--- The input ---

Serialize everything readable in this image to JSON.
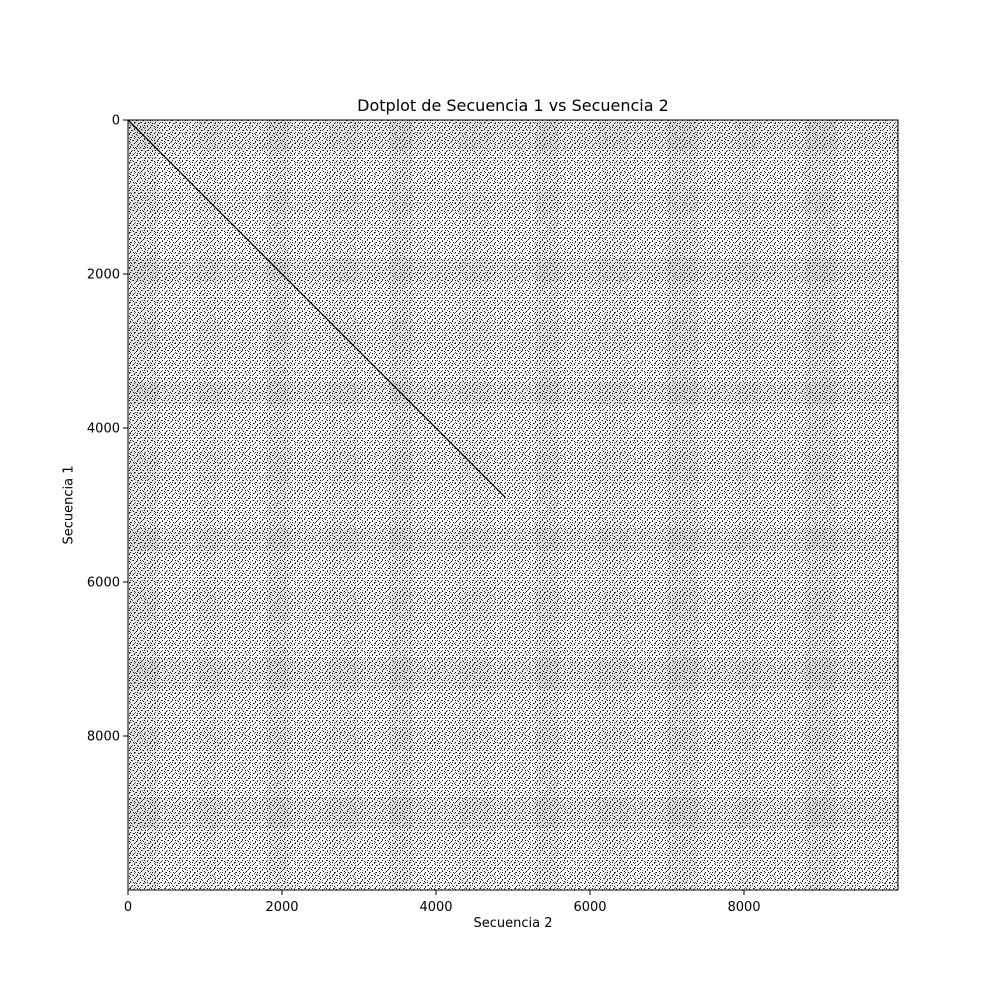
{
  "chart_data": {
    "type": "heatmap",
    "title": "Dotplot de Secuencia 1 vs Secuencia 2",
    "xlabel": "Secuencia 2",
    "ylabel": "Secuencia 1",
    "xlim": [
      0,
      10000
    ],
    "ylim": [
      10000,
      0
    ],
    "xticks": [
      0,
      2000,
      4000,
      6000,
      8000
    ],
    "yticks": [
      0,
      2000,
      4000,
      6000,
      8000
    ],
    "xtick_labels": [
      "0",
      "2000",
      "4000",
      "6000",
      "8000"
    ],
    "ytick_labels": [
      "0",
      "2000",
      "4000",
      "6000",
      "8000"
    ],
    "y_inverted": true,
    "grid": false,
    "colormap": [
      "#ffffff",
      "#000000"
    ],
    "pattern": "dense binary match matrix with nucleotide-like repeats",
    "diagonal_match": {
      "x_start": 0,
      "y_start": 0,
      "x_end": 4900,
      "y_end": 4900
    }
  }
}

---

Copy out each record shown above without alteration, skipping any picture.

Serialize everything readable in this image to JSON.
{
  "chart_data": {
    "type": "heatmap",
    "title": "Dotplot de Secuencia 1 vs Secuencia 2",
    "xlabel": "Secuencia 2",
    "ylabel": "Secuencia 1",
    "xlim": [
      0,
      10000
    ],
    "ylim": [
      10000,
      0
    ],
    "xticks": [
      0,
      2000,
      4000,
      6000,
      8000
    ],
    "yticks": [
      0,
      2000,
      4000,
      6000,
      8000
    ],
    "xtick_labels": [
      "0",
      "2000",
      "4000",
      "6000",
      "8000"
    ],
    "ytick_labels": [
      "0",
      "2000",
      "4000",
      "6000",
      "8000"
    ],
    "y_inverted": true,
    "grid": false,
    "colormap": [
      "#ffffff",
      "#000000"
    ],
    "pattern": "dense binary match matrix with nucleotide-like repeats",
    "diagonal_match": {
      "x_start": 0,
      "y_start": 0,
      "x_end": 4900,
      "y_end": 4900
    }
  }
}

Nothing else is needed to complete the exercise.